Task prompt =
Make an exact copy of the entries, and keep any pictures out of it.

Information given =
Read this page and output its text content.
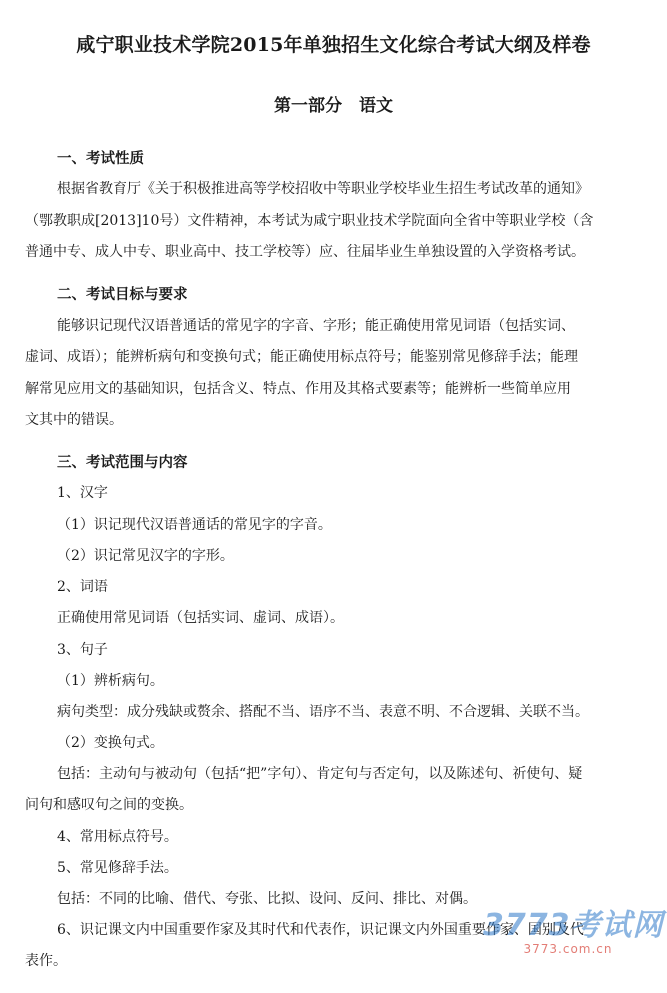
咸宁职业技术学院2015年单独招生文化综合考试大纲及样卷
第一部分　语文
一、考试性质
根据省教育厅《关于积极推进高等学校招收中等职业学校毕业生招生考试改革的通知》
（鄂教职成[2013]10号）文件精神，本考试为咸宁职业技术学院面向全省中等职业学校（含
普通中专、成人中专、职业高中、技工学校等）应、往届毕业生单独设置的入学资格考试。
二、考试目标与要求
能够识记现代汉语普通话的常见字的字音、字形；能正确使用常见词语（包括实词、
虚词、成语）；能辨析病句和变换句式；能正确使用标点符号；能鉴别常见修辞手法；能理
解常见应用文的基础知识，包括含义、特点、作用及其格式要素等；能辨析一些简单应用
文其中的错误。
三、考试范围与内容
1、汉字
（1）识记现代汉语普通话的常见字的字音。
（2）识记常见汉字的字形。
2、词语
正确使用常见词语（包括实词、虚词、成语）。
3、句子
（1）辨析病句。
病句类型：成分残缺或赘余、搭配不当、语序不当、表意不明、不合逻辑、关联不当。
（2）变换句式。
包括：主动句与被动句（包括“把”字句）、肯定句与否定句，以及陈述句、祈使句、疑
问句和感叹句之间的变换。
4、常用标点符号。
5、常见修辞手法。
包括：不同的比喻、借代、夸张、比拟、设问、反问、排比、对偶。
6、识记课文内中国重要作家及其时代和代表作，识记课文内外国重要作家、国别及代
表作。
3773考试网
3773.com.cn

Worked answer =
Read this page and output its text content.
咸宁职业技术学院2015年单独招生文化综合考试大纲及样卷
第一部分　语文
一、考试性质
根据省教育厅《关于积极推进高等学校招收中等职业学校毕业生招生考试改革的通知》
（鄂教职成[2013]10号）文件精神，本考试为咸宁职业技术学院面向全省中等职业学校（含
普通中专、成人中专、职业高中、技工学校等）应、往届毕业生单独设置的入学资格考试。
二、考试目标与要求
能够识记现代汉语普通话的常见字的字音、字形；能正确使用常见词语（包括实词、
虚词、成语）；能辨析病句和变换句式；能正确使用标点符号；能鉴别常见修辞手法；能理
解常见应用文的基础知识，包括含义、特点、作用及其格式要素等；能辨析一些简单应用
文其中的错误。
三、考试范围与内容
1、汉字
（1）识记现代汉语普通话的常见字的字音。
（2）识记常见汉字的字形。
2、词语
正确使用常见词语（包括实词、虚词、成语）。
3、句子
（1）辨析病句。
病句类型：成分残缺或赘余、搭配不当、语序不当、表意不明、不合逻辑、关联不当。
（2）变换句式。
包括：主动句与被动句（包括“把”字句）、肯定句与否定句，以及陈述句、祈使句、疑
问句和感叹句之间的变换。
4、常用标点符号。
5、常见修辞手法。
包括：不同的比喻、借代、夸张、比拟、设问、反问、排比、对偶。
6、识记课文内中国重要作家及其时代和代表作，识记课文内外国重要作家、国别及代
表作。
3773考试网
3773.com.cn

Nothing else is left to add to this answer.